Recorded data
-*-*-

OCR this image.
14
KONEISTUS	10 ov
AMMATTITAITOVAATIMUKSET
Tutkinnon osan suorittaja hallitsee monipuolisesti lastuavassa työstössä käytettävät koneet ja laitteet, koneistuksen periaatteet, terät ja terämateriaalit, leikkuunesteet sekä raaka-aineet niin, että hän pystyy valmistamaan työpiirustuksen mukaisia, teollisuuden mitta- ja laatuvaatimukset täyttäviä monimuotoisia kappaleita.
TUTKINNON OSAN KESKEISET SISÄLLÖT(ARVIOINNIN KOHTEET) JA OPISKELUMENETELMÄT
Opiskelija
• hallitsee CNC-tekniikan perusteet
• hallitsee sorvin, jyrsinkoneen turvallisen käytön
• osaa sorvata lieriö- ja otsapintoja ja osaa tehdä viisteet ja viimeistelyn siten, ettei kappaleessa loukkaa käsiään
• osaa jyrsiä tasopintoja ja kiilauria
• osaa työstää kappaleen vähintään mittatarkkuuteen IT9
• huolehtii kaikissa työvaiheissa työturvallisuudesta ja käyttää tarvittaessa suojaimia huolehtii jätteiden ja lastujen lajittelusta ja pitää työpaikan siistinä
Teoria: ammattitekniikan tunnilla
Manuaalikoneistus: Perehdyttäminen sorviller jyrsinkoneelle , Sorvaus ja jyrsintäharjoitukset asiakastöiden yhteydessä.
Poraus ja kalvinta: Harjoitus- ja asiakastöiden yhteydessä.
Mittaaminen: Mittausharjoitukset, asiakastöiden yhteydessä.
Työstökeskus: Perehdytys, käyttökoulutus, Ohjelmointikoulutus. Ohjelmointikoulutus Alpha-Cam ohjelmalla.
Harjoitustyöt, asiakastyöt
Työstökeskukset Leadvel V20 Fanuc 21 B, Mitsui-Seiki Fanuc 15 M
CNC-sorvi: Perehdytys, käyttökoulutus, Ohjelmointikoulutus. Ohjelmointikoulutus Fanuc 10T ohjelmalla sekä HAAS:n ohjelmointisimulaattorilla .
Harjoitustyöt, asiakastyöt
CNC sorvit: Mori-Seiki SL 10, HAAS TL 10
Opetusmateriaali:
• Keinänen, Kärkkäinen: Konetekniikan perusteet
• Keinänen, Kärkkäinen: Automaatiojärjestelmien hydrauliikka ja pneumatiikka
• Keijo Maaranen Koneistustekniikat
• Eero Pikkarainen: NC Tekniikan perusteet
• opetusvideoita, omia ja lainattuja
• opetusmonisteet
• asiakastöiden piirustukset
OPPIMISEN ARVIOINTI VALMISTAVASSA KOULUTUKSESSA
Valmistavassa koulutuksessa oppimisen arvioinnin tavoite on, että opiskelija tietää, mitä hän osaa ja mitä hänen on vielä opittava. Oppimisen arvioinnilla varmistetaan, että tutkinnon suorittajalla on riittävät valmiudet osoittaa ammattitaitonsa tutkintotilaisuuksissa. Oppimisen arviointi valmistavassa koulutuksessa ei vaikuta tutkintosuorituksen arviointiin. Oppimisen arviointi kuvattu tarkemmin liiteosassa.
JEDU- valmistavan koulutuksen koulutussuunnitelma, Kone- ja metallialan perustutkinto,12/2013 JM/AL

-*-*-

# Directions for this task:
List every line above that contains the word "yhteydessä".

# Full answer:
Manuaalikoneistus: Perehdyttäminen sorviller jyrsinkoneelle , Sorvaus ja jyrsintäharjoitukset asiakastöiden yhteydessä.
Poraus ja kalvinta: Harjoitus- ja asiakastöiden yhteydessä.
Mittaaminen: Mittausharjoitukset, asiakastöiden yhteydessä.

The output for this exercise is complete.